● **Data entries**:

╭──

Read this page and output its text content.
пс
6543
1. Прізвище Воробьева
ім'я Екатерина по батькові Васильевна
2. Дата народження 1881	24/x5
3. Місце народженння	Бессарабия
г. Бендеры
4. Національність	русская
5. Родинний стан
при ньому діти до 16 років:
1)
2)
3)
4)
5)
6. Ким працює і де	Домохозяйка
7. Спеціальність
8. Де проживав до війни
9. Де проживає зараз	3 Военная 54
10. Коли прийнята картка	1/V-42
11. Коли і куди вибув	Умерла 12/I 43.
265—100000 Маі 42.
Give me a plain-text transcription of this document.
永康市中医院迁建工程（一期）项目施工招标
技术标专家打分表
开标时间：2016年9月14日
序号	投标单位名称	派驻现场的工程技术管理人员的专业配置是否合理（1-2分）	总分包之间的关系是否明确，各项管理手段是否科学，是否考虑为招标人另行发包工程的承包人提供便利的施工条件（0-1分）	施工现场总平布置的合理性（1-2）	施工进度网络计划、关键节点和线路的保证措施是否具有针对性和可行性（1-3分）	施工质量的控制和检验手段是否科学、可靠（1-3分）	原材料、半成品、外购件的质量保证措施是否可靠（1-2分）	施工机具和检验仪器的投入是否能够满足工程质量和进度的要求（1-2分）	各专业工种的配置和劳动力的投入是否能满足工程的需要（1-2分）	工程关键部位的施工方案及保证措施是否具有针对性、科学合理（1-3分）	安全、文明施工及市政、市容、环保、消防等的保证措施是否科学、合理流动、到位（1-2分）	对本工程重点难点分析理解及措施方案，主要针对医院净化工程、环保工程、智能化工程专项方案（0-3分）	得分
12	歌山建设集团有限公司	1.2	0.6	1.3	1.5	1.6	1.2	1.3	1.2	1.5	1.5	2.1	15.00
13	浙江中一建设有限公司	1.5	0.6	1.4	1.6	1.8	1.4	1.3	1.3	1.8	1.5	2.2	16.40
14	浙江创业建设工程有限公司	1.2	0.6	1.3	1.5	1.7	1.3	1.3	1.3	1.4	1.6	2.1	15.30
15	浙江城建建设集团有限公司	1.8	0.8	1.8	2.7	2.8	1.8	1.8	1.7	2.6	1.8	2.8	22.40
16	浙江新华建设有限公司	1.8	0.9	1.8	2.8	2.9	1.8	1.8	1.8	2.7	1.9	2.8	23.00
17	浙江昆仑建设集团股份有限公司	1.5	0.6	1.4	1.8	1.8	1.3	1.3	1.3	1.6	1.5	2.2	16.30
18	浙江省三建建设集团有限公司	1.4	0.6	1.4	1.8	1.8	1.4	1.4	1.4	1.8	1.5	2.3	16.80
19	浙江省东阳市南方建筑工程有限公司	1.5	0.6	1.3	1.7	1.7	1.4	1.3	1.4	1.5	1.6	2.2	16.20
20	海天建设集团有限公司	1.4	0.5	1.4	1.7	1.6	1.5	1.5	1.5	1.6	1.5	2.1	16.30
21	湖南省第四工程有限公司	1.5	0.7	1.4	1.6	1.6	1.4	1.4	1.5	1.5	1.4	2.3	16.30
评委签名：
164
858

╰──

Extract every entry in the listing word for word.

● **RESULT FOR THIS TASK**:
Read this page and output its text content.
пс
6543
1. Прізвище Воробьева
ім'я Екатерина по батькові Васильевна
2. Дата народження 1881	24/x5
3. Місце народженння	Бессарабия
г. Бендеры
4. Національність	русская
5. Родинний стан
при ньому діти до 16 років:
1)
2)
3)
4)
5)
6. Ким працює і де	Домохозяйка
7. Спеціальність
8. Де проживав до війни
9. Де проживає зараз	3 Военная 54
10. Коли прийнята картка	1/V-42
11. Коли і куди вибув	Умерла 12/I 43.
265—100000 Маі 42.
Give me a plain-text transcription of this document.
永康市中医院迁建工程（一期）项目施工招标
技术标专家打分表
开标时间：2016年9月14日
序号	投标单位名称	派驻现场的工程技术管理人员的专业配置是否合理（1-2分）	总分包之间的关系是否明确，各项管理手段是否科学，是否考虑为招标人另行发包工程的承包人提供便利的施工条件（0-1分）	施工现场总平布置的合理性（1-2）	施工进度网络计划、关键节点和线路的保证措施是否具有针对性和可行性（1-3分）	施工质量的控制和检验手段是否科学、可靠（1-3分）	原材料、半成品、外购件的质量保证措施是否可靠（1-2分）	施工机具和检验仪器的投入是否能够满足工程质量和进度的要求（1-2分）	各专业工种的配置和劳动力的投入是否能满足工程的需要（1-2分）	工程关键部位的施工方案及保证措施是否具有针对性、科学合理（1-3分）	安全、文明施工及市政、市容、环保、消防等的保证措施是否科学、合理流动、到位（1-2分）	对本工程重点难点分析理解及措施方案，主要针对医院净化工程、环保工程、智能化工程专项方案（0-3分）	得分
12	歌山建设集团有限公司	1.2	0.6	1.3	1.5	1.6	1.2	1.3	1.2	1.5	1.5	2.1	15.00
13	浙江中一建设有限公司	1.5	0.6	1.4	1.6	1.8	1.4	1.3	1.3	1.8	1.5	2.2	16.40
14	浙江创业建设工程有限公司	1.2	0.6	1.3	1.5	1.7	1.3	1.3	1.3	1.4	1.6	2.1	15.30
15	浙江城建建设集团有限公司	1.8	0.8	1.8	2.7	2.8	1.8	1.8	1.7	2.6	1.8	2.8	22.40
16	浙江新华建设有限公司	1.8	0.9	1.8	2.8	2.9	1.8	1.8	1.8	2.7	1.9	2.8	23.00
17	浙江昆仑建设集团股份有限公司	1.5	0.6	1.4	1.8	1.8	1.3	1.3	1.3	1.6	1.5	2.2	16.30
18	浙江省三建建设集团有限公司	1.4	0.6	1.4	1.8	1.8	1.4	1.4	1.4	1.8	1.5	2.3	16.80
19	浙江省东阳市南方建筑工程有限公司	1.5	0.6	1.3	1.7	1.7	1.4	1.3	1.4	1.5	1.6	2.2	16.20
20	海天建设集团有限公司	1.4	0.5	1.4	1.7	1.6	1.5	1.5	1.5	1.6	1.5	2.1	16.30
21	湖南省第四工程有限公司	1.5	0.7	1.4	1.6	1.6	1.4	1.4	1.5	1.5	1.4	2.3	16.30
评委签名：
164
858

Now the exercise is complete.